§ **Trecho para leitura**:
Por Percival Puggina
Quem espichar os olhos para nosso passado
recente vai se deparar com uma sequência inédita de manifestações de rua, em
âmbito nacional, mobilizadas algumas vezes por ano ao longo dos últimos seis
anos. Em toda a história da República não houve algo que a isso se possa
comparar senão de modo muito pálido. Foi o caso, por exemplo, das marchas "da
Família, com Deus pela Liberdade", promovidas em algumas capitais num curto
espaço de tempo imediatamente anterior e posterior à queda de João Goulart. Foi
também o caso das mobilizações dos caras-pintadas, promovidas pela UNE para
forçar o impeachment de Fernando Collor.
No entanto, o que tem acontecido no Brasil desde
2013, de modo continuado, é diferente, inédito na história da República, e tem
significado político muito maior. Em tais eventos, dizemos: "O gigante
acordou!".

Dados extraídos de uma coleção
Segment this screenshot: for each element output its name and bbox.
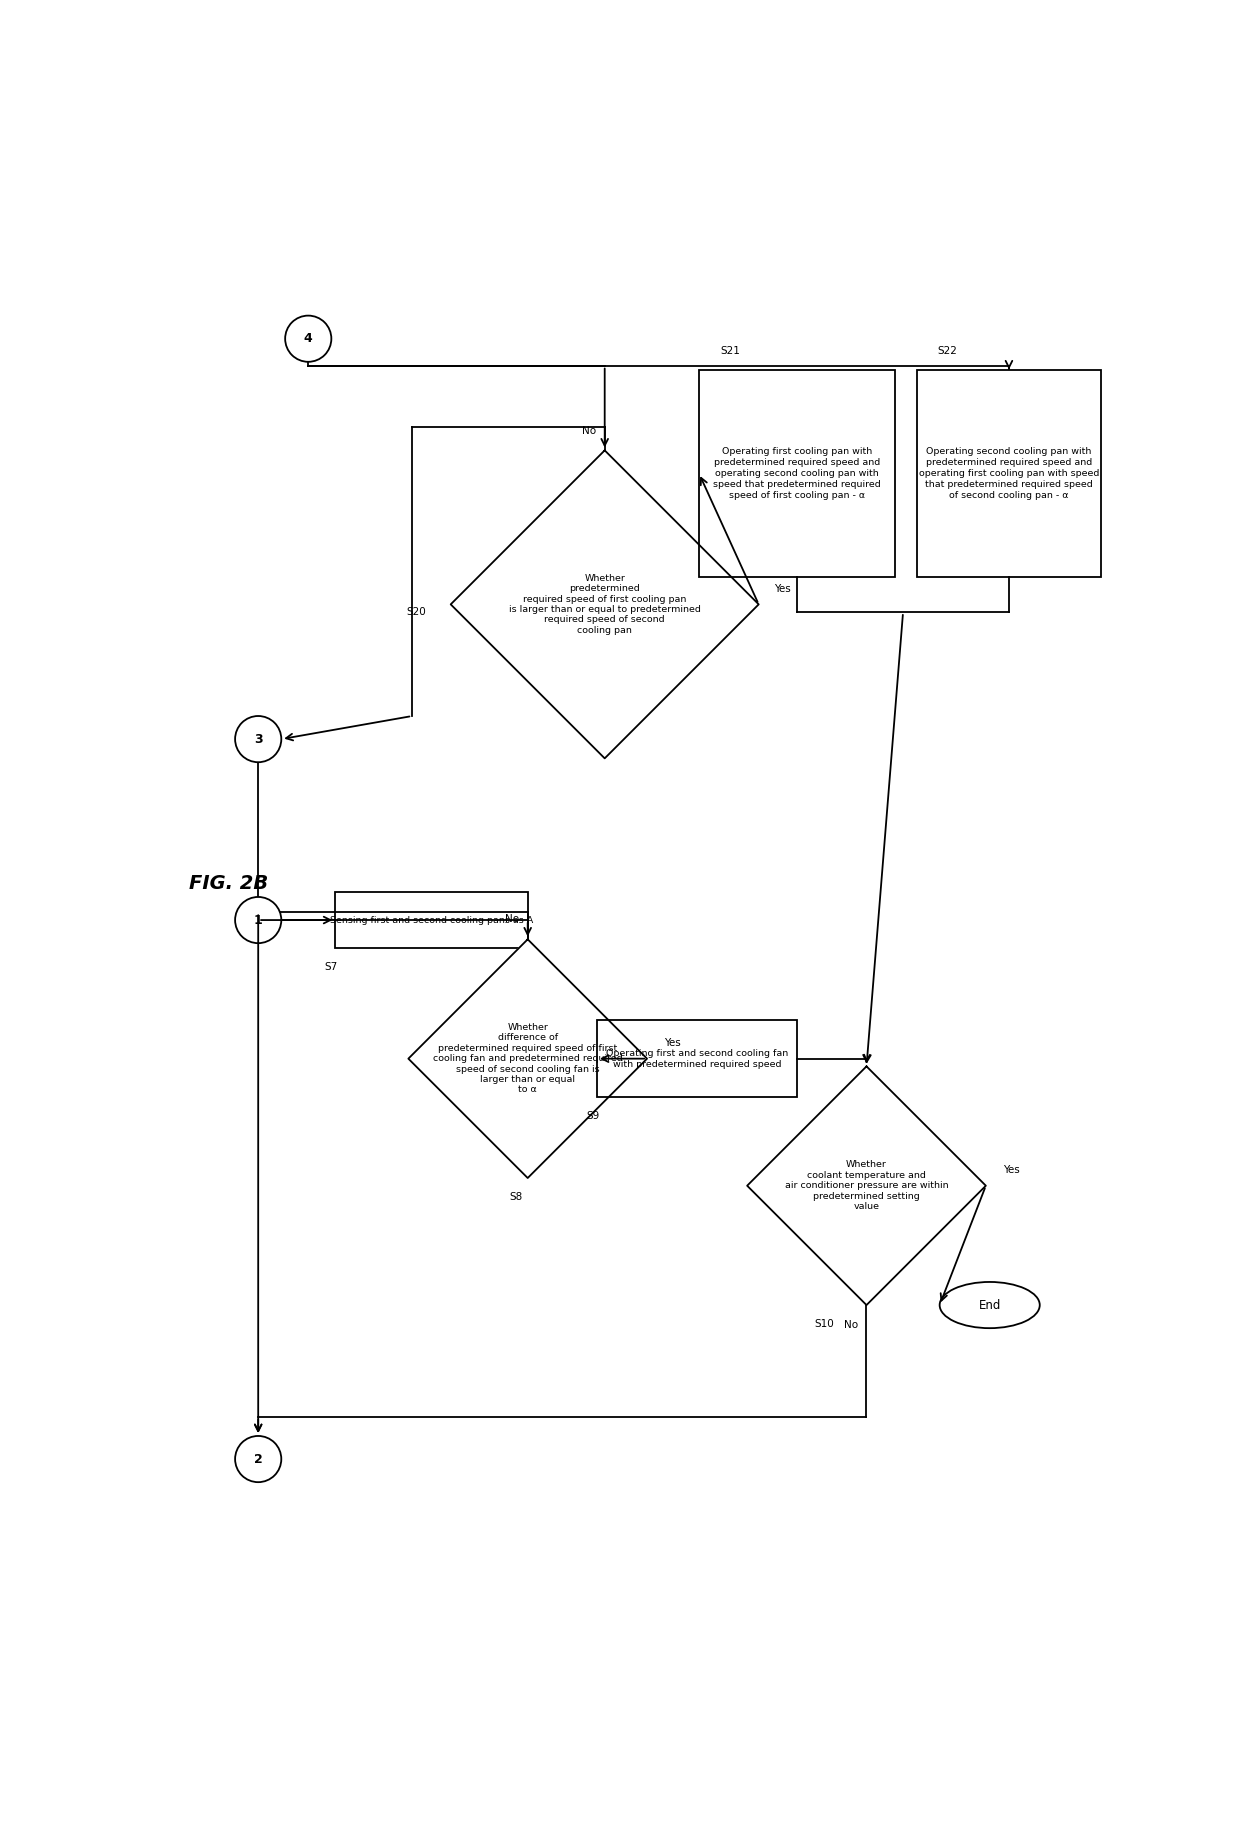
Text: S10: S10 <box>815 1320 835 1329</box>
Bar <box>596 1020 797 1097</box>
Text: 4: 4 <box>304 333 312 345</box>
Bar <box>916 369 1101 578</box>
Text: 2: 2 <box>254 1453 263 1466</box>
Text: S9: S9 <box>587 1111 600 1121</box>
Text: Whether
predetermined
required speed of first cooling pan
is larger than or equa: Whether predetermined required speed of … <box>508 574 701 634</box>
Text: FIG. 2B: FIG. 2B <box>188 874 268 892</box>
Text: Operating second cooling pan with
predetermined required speed and
operating fir: Operating second cooling pan with predet… <box>919 446 1099 501</box>
Text: S20: S20 <box>407 607 425 618</box>
Text: Whether
difference of
predetermined required speed of first
cooling fan and pred: Whether difference of predetermined requ… <box>433 1024 622 1095</box>
Text: No: No <box>844 1320 858 1331</box>
Ellipse shape <box>940 1281 1040 1329</box>
Text: S8: S8 <box>510 1192 523 1201</box>
Text: Operating first and second cooling fan
with predetermined required speed: Operating first and second cooling fan w… <box>606 1049 789 1069</box>
Text: Sensing first and second cooling pans as A: Sensing first and second cooling pans as… <box>330 916 533 925</box>
Text: S7: S7 <box>325 962 339 972</box>
Circle shape <box>236 1437 281 1483</box>
Bar <box>699 369 895 578</box>
Text: Yes: Yes <box>1003 1164 1019 1175</box>
Text: Whether
coolant temperature and
air conditioner pressure are within
predetermine: Whether coolant temperature and air cond… <box>785 1161 949 1210</box>
Text: Yes: Yes <box>663 1038 681 1047</box>
Text: 1: 1 <box>254 914 263 927</box>
Text: No: No <box>505 914 520 923</box>
Circle shape <box>236 717 281 762</box>
Polygon shape <box>408 940 647 1177</box>
Text: S21: S21 <box>720 345 740 356</box>
Text: No: No <box>583 426 596 437</box>
Circle shape <box>285 316 331 362</box>
Polygon shape <box>748 1066 986 1305</box>
Circle shape <box>236 898 281 943</box>
Text: S22: S22 <box>937 345 957 356</box>
Polygon shape <box>450 450 759 759</box>
Bar <box>335 892 528 947</box>
Text: Yes: Yes <box>774 583 791 594</box>
Text: Operating first cooling pan with
predetermined required speed and
operating seco: Operating first cooling pan with predete… <box>713 446 882 501</box>
Text: 3: 3 <box>254 733 263 746</box>
Text: End: End <box>978 1298 1001 1311</box>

§ **Descrição do problema**: Dê continuidade ao texto sobre as manifestações de rua no Brasil, começando logo após a sua última frase. Os registros não têm nenhum papel nesta atividade.

§ **Resultado do exercício**:
Por que acordou? Mesmo que as causas institucionais
desse despertar nunca tenham entrado em debate, parcela significativa dos
cidadãos aprendeu da Lava Jato o profundo desajuste moral, vicioso e torpe do
presidencialismo dito "de coalizão", instituído de modo crescente no país desde
a Constituinte de 1988. Aprendeu, também, que a voz do povo nas ruas e nas
redes sociais afeta a elite política, abala as cidadelas em cujo interior se
hospedam os piores interesses e as mais espúrias intenções daqueles que fazem
do Congresso covil e do próprio mandato uma commodity.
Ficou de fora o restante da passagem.